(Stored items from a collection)

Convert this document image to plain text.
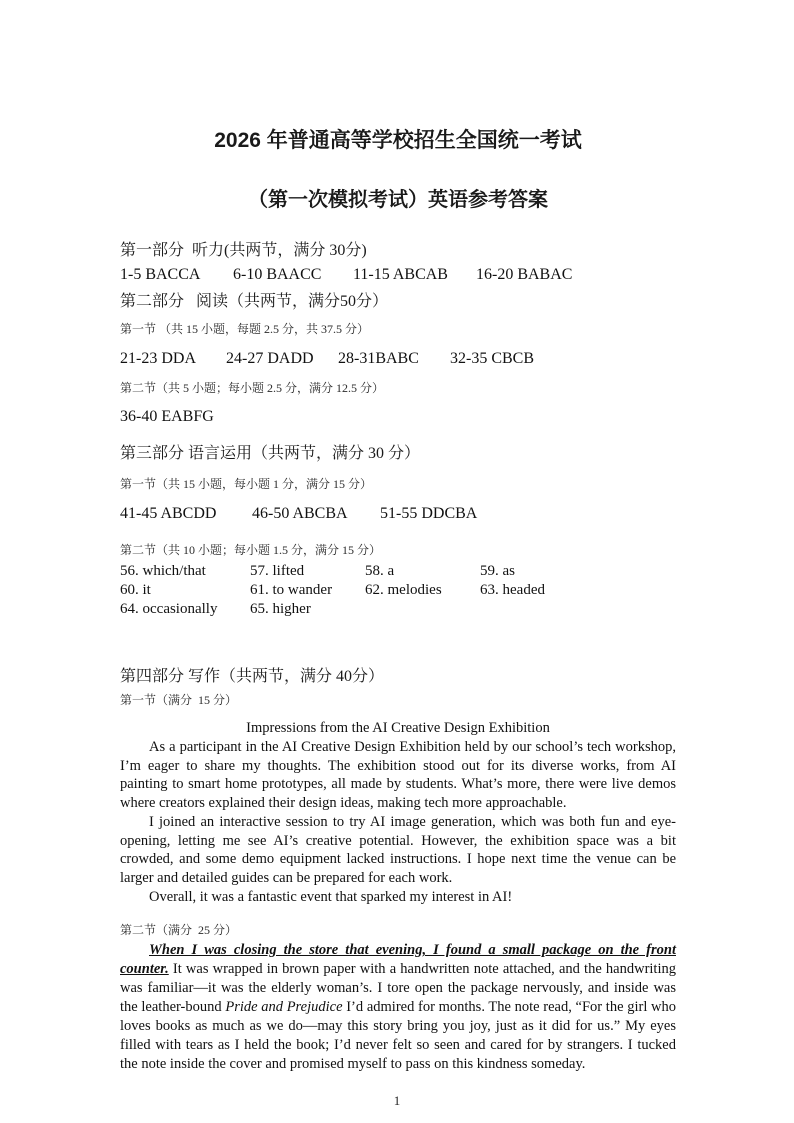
2026 年普通高等学校招生全国统一考试
（第一次模拟考试）英语参考答案

第一部分  听力(共两节，满分 30分)

1-5 BACCA	6-10 BAACC	11-15 ABCAB	16-20 BABAC

第二部分   阅读（共两节，满分50分）

第一节 （共 15 小题，每题 2.5 分，共 37.5 分）

21-23 DDA	24-27 DADD	28-31BABC	32-35 CBCB

第二节（共 5 小题；每小题 2.5 分，满分 12.5 分）

36-40 EABFG

第三部分 语言运用（共两节，满分 30 分）

第一节（共 15 小题，每小题 1 分，满分 15 分）

41-45 ABCDD	46-50 ABCBA	51-55 DDCBA

第二节（共 10 小题；每小题 1.5 分，满分 15 分）

56. which/that	57. lifted	58. a	59. as
60. it	61. to wander	62. melodies	63. headed
64. occasionally	65. higher

第四部分 写作（共两节，满分 40分）

第一节（满分  15 分）

Impressions from the AI Creative Design Exhibition

As a participant in the AI Creative Design Exhibition held by our school’s tech workshop, I’m eager to share my thoughts. The exhibition stood out for its diverse works, from AI painting to smart home prototypes, all made by students. What’s more, there were live demos where creators explained their design ideas, making tech more approachable.

I joined an interactive session to try AI image generation, which was both fun and eye-opening, letting me see AI’s creative potential. However, the exhibition space was a bit crowded, and some demo equipment lacked instructions. I hope next time the venue can be larger and detailed guides can be prepared for each work.

Overall, it was a fantastic event that sparked my interest in AI!

第二节（满分  25 分）

When I was closing the store that evening, I found a small package on the front counter. It was wrapped in brown paper with a handwritten note attached, and the handwriting was familiar—it was the elderly woman’s. I tore open the package nervously, and inside was the leather-bound Pride and Prejudice I’d admired for months. The note read, “For the girl who loves books as much as we do—may this story bring you joy, just as it did for us.” My eyes filled with tears as I held the book; I’d never felt so seen and cared for by strangers. I tucked the note inside the cover and promised myself to pass on this kindness someday.

1
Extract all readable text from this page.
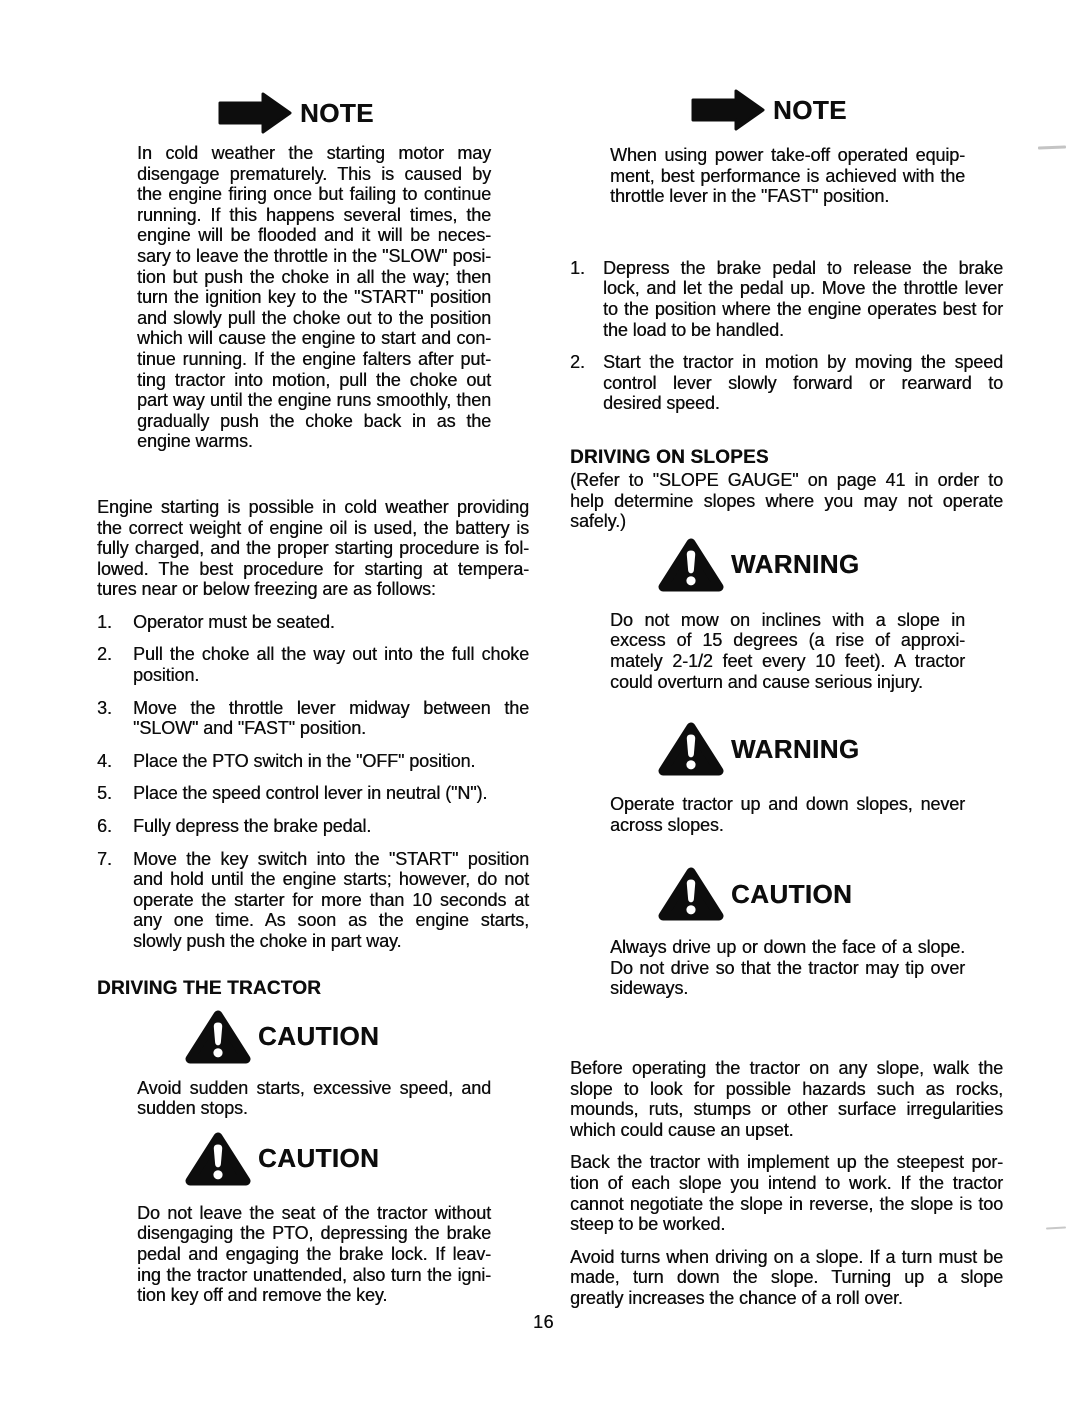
NOTE
In cold weather the starting motor may
disengage prematurely. This is caused by
the engine firing once but failing to continue
running. If this happens several times, the
engine will be flooded and it will be neces-
sary to leave the throttle in the "SLOW" posi-
tion but push the choke in all the way; then
turn the ignition key to the "START" position
and slowly pull the choke out to the position
which will cause the engine to start and con-
tinue running. If the engine falters after put-
ting tractor into motion, pull the choke out
part way until the engine runs smoothly, then
gradually push the choke back in as the
engine warms.
Engine starting is possible in cold weather providing
the correct weight of engine oil is used, the battery is
fully charged, and the proper starting procedure is fol-
lowed. The best procedure for starting at tempera-
tures near or below freezing are as follows:
1.	Operator must be seated.
2.	Pull the choke all the way out into the full choke
position.
3.	Move the throttle lever midway between the
"SLOW" and "FAST" position.
4.	Place the PTO switch in the "OFF" position.
5.	Place the speed control lever in neutral ("N").
6.	Fully depress the brake pedal.
7.	Move the key switch into the "START" position
and hold until the engine starts; however, do not
operate the starter for more than 10 seconds at
any one time. As soon as the engine starts,
slowly push the choke in part way.
DRIVING THE TRACTOR
CAUTION
Avoid sudden starts, excessive speed, and
sudden stops.
CAUTION
Do not leave the seat of the tractor without
disengaging the PTO, depressing the brake
pedal and engaging the brake lock. If leav-
ing the tractor unattended, also turn the igni-
tion key off and remove the key.
NOTE
When using power take-off operated equip-
ment, best performance is achieved with the
throttle lever in the "FAST" position.
1.	Depress the brake pedal to release the brake
lock, and let the pedal up. Move the throttle lever
to the position where the engine operates best for
the load to be handled.
2.	Start the tractor in motion by moving the speed
control lever slowly forward or rearward to
desired speed.
DRIVING ON SLOPES
(Refer to "SLOPE GAUGE" on page 41 in order to
help determine slopes where you may not operate
safely.)
WARNING
Do not mow on inclines with a slope in
excess of 15 degrees (a rise of approxi-
mately 2-1/2 feet every 10 feet). A tractor
could overturn and cause serious injury.
WARNING
Operate tractor up and down slopes, never
across slopes.
CAUTION
Always drive up or down the face of a slope.
Do not drive so that the tractor may tip over
sideways.
Before operating the tractor on any slope, walk the
slope to look for possible hazards such as rocks,
mounds, ruts, stumps or other surface irregularities
which could cause an upset.
Back the tractor with implement up the steepest por-
tion of each slope you intend to work. If the tractor
cannot negotiate the slope in reverse, the slope is too
steep to be worked.
Avoid turns when driving on a slope. If a turn must be
made, turn down the slope. Turning up a slope
greatly increases the chance of a roll over.
16
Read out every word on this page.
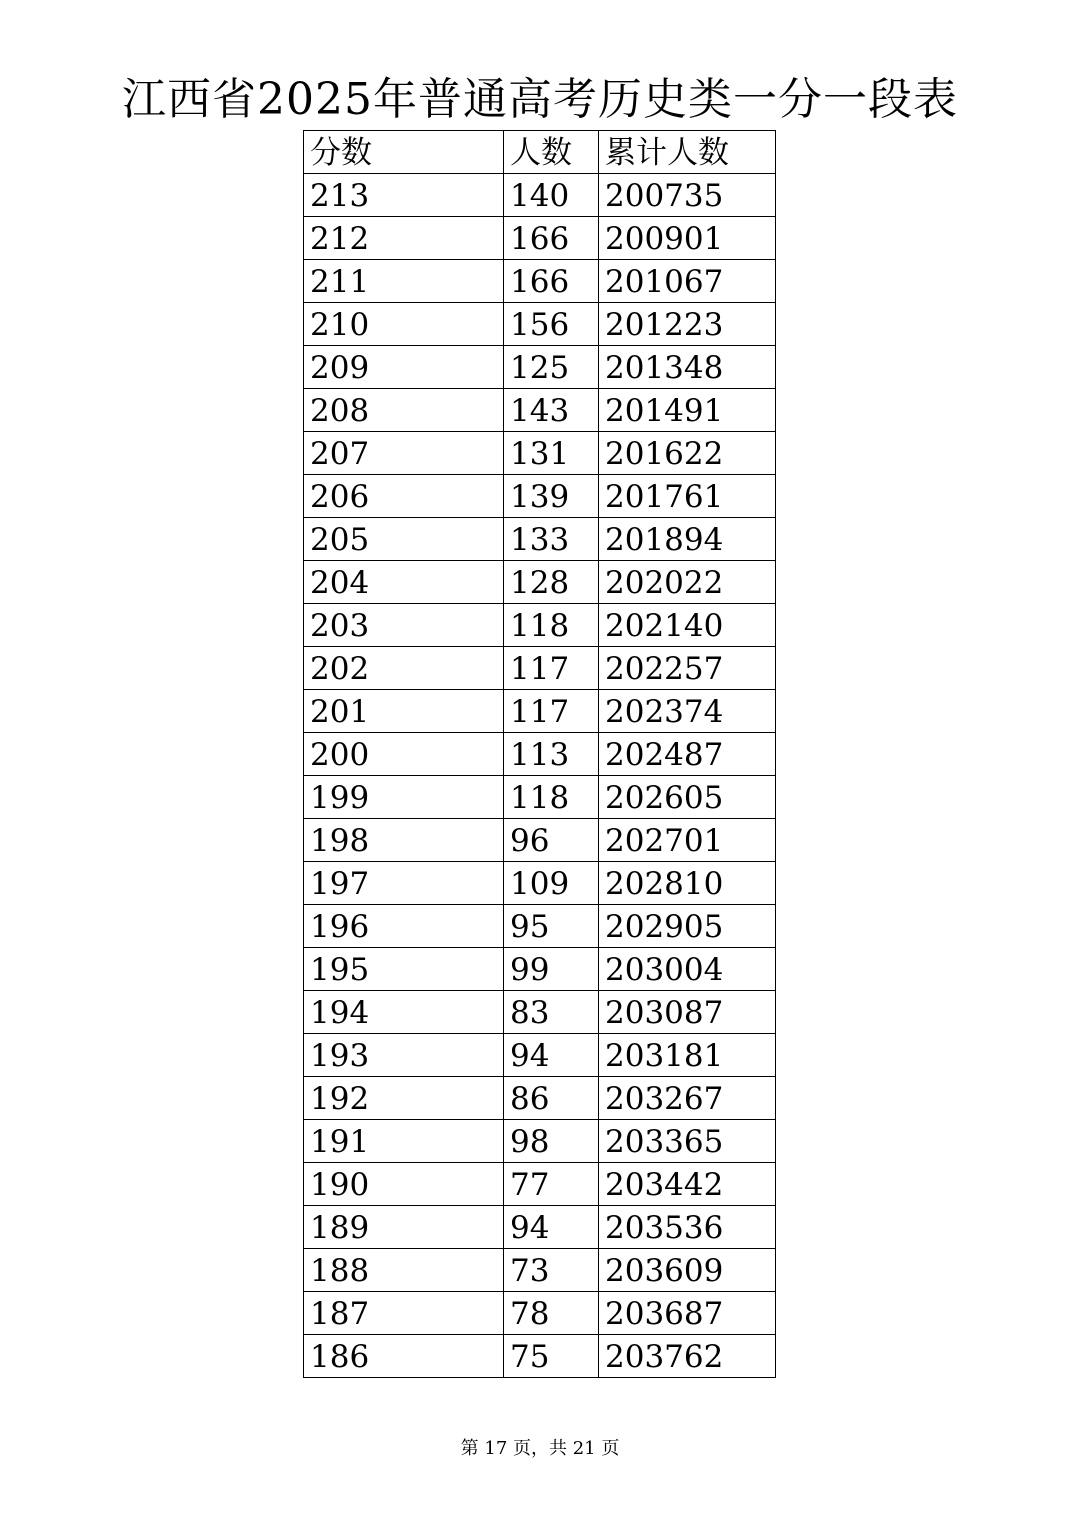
江西省2025年普通高考历史类一分一段表
分数	人数	累计人数
213	140	200735
212	166	200901
211	166	201067
210	156	201223
209	125	201348
208	143	201491
207	131	201622
206	139	201761
205	133	201894
204	128	202022
203	118	202140
202	117	202257
201	117	202374
200	113	202487
199	118	202605
198	96	202701
197	109	202810
196	95	202905
195	99	203004
194	83	203087
193	94	203181
192	86	203267
191	98	203365
190	77	203442
189	94	203536
188	73	203609
187	78	203687
186	75	203762
第 17 页，共 21 页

REQUEST
Take the line that contains "Read out every word on this page." as the first and the last line of the records as the end, and please quote those lines exactly, pictures omitted.

SOLVED EXERCISE
Read out every word on this page.
江西省2025年普通高考历史类一分一段表
分数	人数	累计人数
213	140	200735
212	166	200901
211	166	201067
210	156	201223
209	125	201348
208	143	201491
207	131	201622
206	139	201761
205	133	201894
204	128	202022
203	118	202140
202	117	202257
201	117	202374
200	113	202487
199	118	202605
198	96	202701
197	109	202810
196	95	202905
195	99	203004
194	83	203087
193	94	203181
192	86	203267
191	98	203365
190	77	203442
189	94	203536
188	73	203609
187	78	203687
186	75	203762
第 17 页，共 21 页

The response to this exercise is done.